BEGIN

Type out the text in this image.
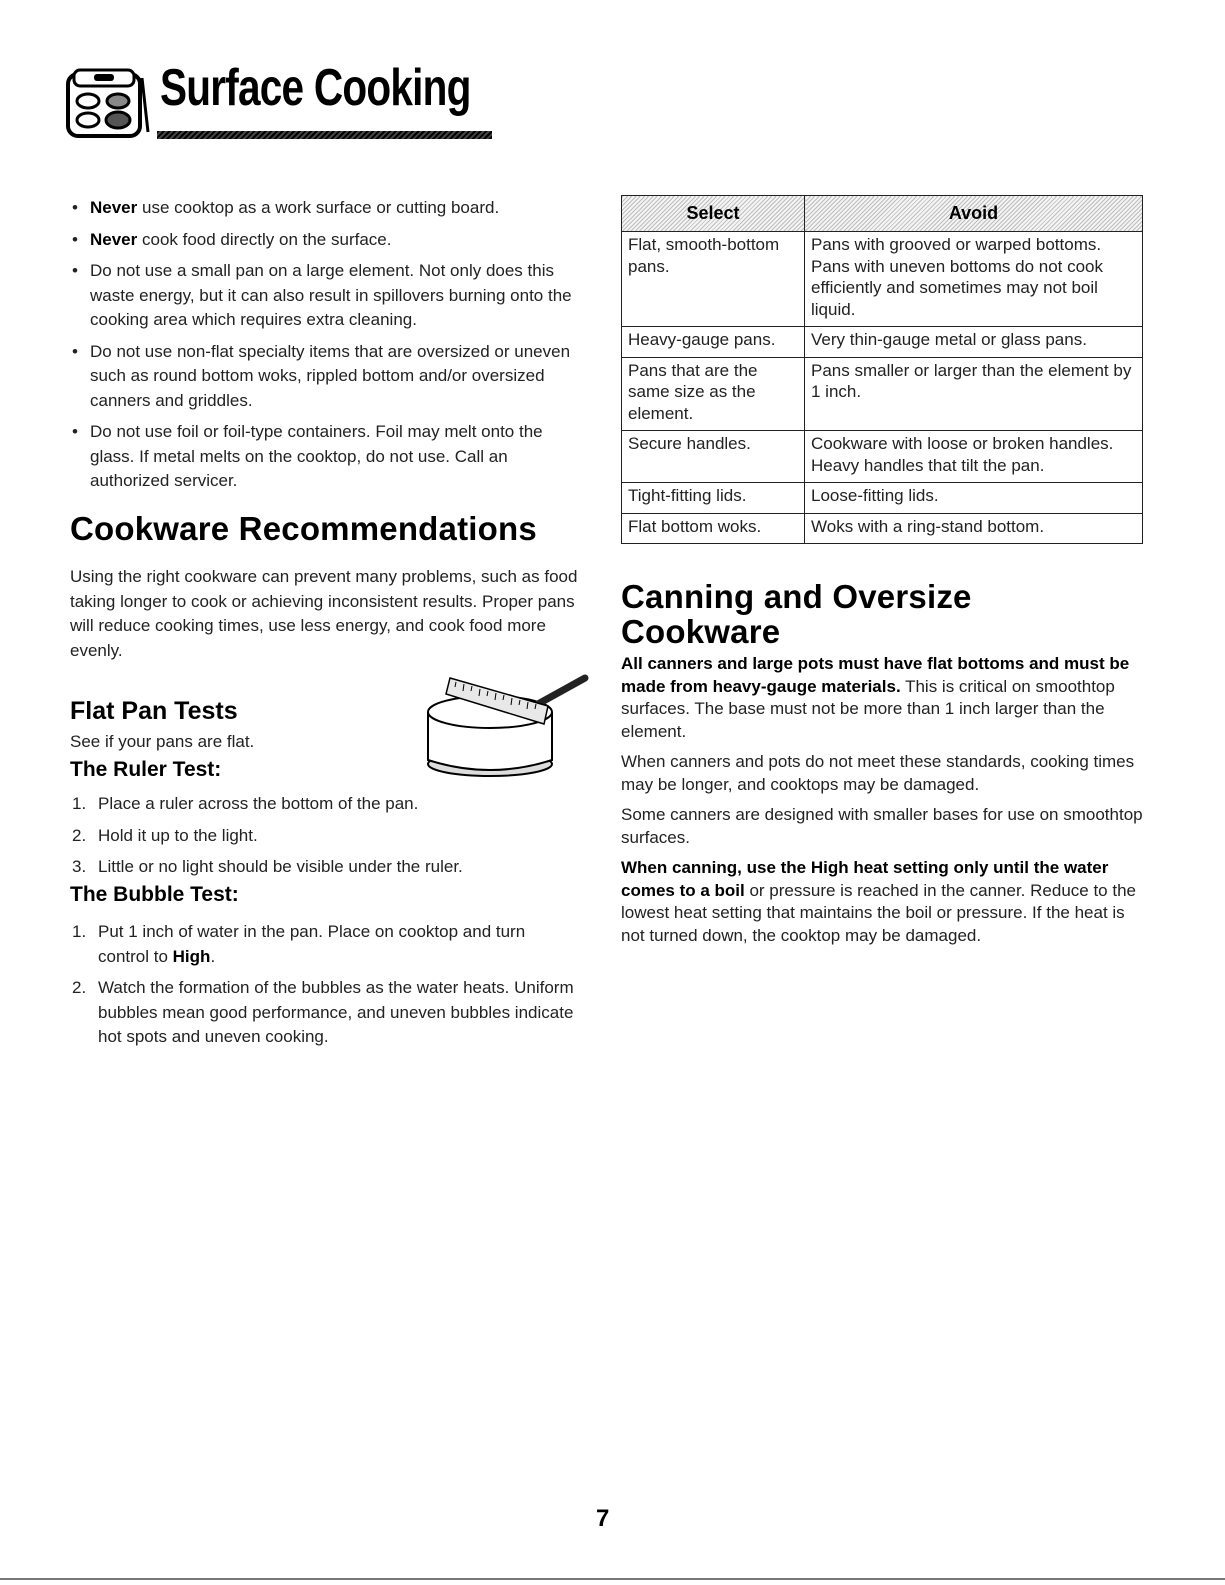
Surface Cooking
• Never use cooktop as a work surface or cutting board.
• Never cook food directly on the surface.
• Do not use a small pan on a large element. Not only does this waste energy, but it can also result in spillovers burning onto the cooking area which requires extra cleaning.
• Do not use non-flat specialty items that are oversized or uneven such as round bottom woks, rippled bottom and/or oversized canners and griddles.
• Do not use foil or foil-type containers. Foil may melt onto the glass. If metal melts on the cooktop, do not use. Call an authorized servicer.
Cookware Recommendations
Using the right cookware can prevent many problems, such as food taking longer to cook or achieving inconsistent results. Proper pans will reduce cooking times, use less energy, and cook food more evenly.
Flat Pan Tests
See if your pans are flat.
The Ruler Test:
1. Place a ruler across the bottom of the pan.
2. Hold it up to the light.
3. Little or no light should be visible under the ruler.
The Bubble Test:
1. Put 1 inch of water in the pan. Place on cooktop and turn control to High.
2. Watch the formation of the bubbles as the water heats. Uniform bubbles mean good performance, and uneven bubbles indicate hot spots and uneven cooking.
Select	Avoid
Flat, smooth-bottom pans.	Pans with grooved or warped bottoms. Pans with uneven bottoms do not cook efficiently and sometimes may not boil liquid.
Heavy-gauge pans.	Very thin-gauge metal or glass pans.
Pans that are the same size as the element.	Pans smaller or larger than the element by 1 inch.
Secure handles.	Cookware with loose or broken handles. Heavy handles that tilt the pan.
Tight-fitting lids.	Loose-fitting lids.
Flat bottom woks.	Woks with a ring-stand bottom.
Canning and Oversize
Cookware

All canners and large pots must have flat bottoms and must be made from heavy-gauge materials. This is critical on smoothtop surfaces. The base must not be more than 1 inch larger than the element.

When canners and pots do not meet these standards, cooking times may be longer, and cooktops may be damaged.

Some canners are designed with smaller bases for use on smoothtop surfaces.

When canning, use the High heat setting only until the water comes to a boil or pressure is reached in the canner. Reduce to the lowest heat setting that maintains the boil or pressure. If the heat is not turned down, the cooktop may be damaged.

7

END

◆ **Required task**
Reproduce each line exactly, please, except for any pictures.

◆ **In response**
Type out the text in this image.
Surface Cooking
• Never use cooktop as a work surface or cutting board.
• Never cook food directly on the surface.
• Do not use a small pan on a large element. Not only does this waste energy, but it can also result in spillovers burning onto the cooking area which requires extra cleaning.
• Do not use non-flat specialty items that are oversized or uneven such as round bottom woks, rippled bottom and/or oversized canners and griddles.
• Do not use foil or foil-type containers. Foil may melt onto the glass. If metal melts on the cooktop, do not use. Call an authorized servicer.
Cookware Recommendations
Using the right cookware can prevent many problems, such as food taking longer to cook or achieving inconsistent results. Proper pans will reduce cooking times, use less energy, and cook food more evenly.
Flat Pan Tests
See if your pans are flat.
The Ruler Test:
1. Place a ruler across the bottom of the pan.
2. Hold it up to the light.
3. Little or no light should be visible under the ruler.
The Bubble Test:
1. Put 1 inch of water in the pan. Place on cooktop and turn control to High.
2. Watch the formation of the bubbles as the water heats. Uniform bubbles mean good performance, and uneven bubbles indicate hot spots and uneven cooking.
Select	Avoid
Flat, smooth-bottom pans.	Pans with grooved or warped bottoms. Pans with uneven bottoms do not cook efficiently and sometimes may not boil liquid.
Heavy-gauge pans.	Very thin-gauge metal or glass pans.
Pans that are the same size as the element.	Pans smaller or larger than the element by 1 inch.
Secure handles.	Cookware with loose or broken handles. Heavy handles that tilt the pan.
Tight-fitting lids.	Loose-fitting lids.
Flat bottom woks.	Woks with a ring-stand bottom.
Canning and Oversize
Cookware

All canners and large pots must have flat bottoms and must be made from heavy-gauge materials. This is critical on smoothtop surfaces. The base must not be more than 1 inch larger than the element.

When canners and pots do not meet these standards, cooking times may be longer, and cooktops may be damaged.

Some canners are designed with smaller bases for use on smoothtop surfaces.

When canning, use the High heat setting only until the water comes to a boil or pressure is reached in the canner. Reduce to the lowest heat setting that maintains the boil or pressure. If the heat is not turned down, the cooktop may be damaged.

7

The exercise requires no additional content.